Omit the pictures, then reproduce every remaining record exactly.

═══ Supplied records ═══

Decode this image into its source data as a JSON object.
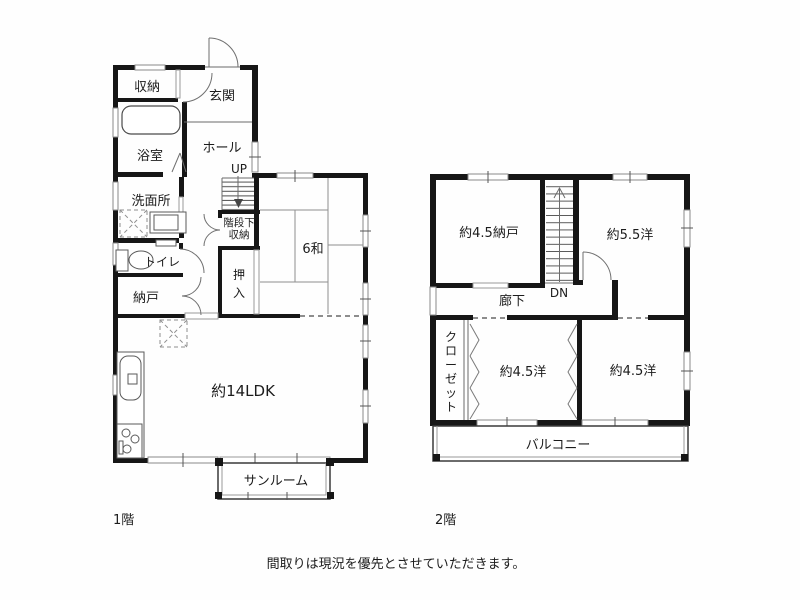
{
  "caption": "間取りは現況を優先とさせていただきます。",
  "colors": {
    "wall": "#161616",
    "line": "#6b6b6b",
    "window": "#8a8a8a",
    "background": "#fefefe"
  },
  "floor1": {
    "label": "1階",
    "rooms": {
      "shuno": "収納",
      "genkan": "玄関",
      "yokushitsu": "浴室",
      "hall": "ホール",
      "up": "UP",
      "senmenjo": "洗面所",
      "kaidanshita_line1": "階段下",
      "kaidanshita_line2": "収納",
      "toilet": "トイレ",
      "nando": "納戸",
      "oshiire": [
        "押",
        "入"
      ],
      "washitsu": "6和",
      "ldk": "約14LDK",
      "sunroom": "サンルーム"
    }
  },
  "floor2": {
    "label": "2階",
    "rooms": {
      "nando45": "約4.5納戸",
      "dn": "DN",
      "yo55": "約5.5洋",
      "roka": "廊下",
      "closet": [
        "ク",
        "ロ",
        "ー",
        "ゼ",
        "ッ",
        "ト"
      ],
      "yo45_left": "約4.5洋",
      "yo45_right": "約4.5洋",
      "balcony": "バルコニー"
    }
  }
}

═══

- Correct answer -
Decode this image into its source data as a JSON object.
{
  "caption": "間取りは現況を優先とさせていただきます。",
  "colors": {
    "wall": "#161616",
    "line": "#6b6b6b",
    "window": "#8a8a8a",
    "background": "#fefefe"
  },
  "floor1": {
    "label": "1階",
    "rooms": {
      "shuno": "収納",
      "genkan": "玄関",
      "yokushitsu": "浴室",
      "hall": "ホール",
      "up": "UP",
      "senmenjo": "洗面所",
      "kaidanshita_line1": "階段下",
      "kaidanshita_line2": "収納",
      "toilet": "トイレ",
      "nando": "納戸",
      "oshiire": [
        "押",
        "入"
      ],
      "washitsu": "6和",
      "ldk": "約14LDK",
      "sunroom": "サンルーム"
    }
  },
  "floor2": {
    "label": "2階",
    "rooms": {
      "nando45": "約4.5納戸",
      "dn": "DN",
      "yo55": "約5.5洋",
      "roka": "廊下",
      "closet": [
        "ク",
        "ロ",
        "ー",
        "ゼ",
        "ッ",
        "ト"
      ],
      "yo45_left": "約4.5洋",
      "yo45_right": "約4.5洋",
      "balcony": "バルコニー"
    }
  }
}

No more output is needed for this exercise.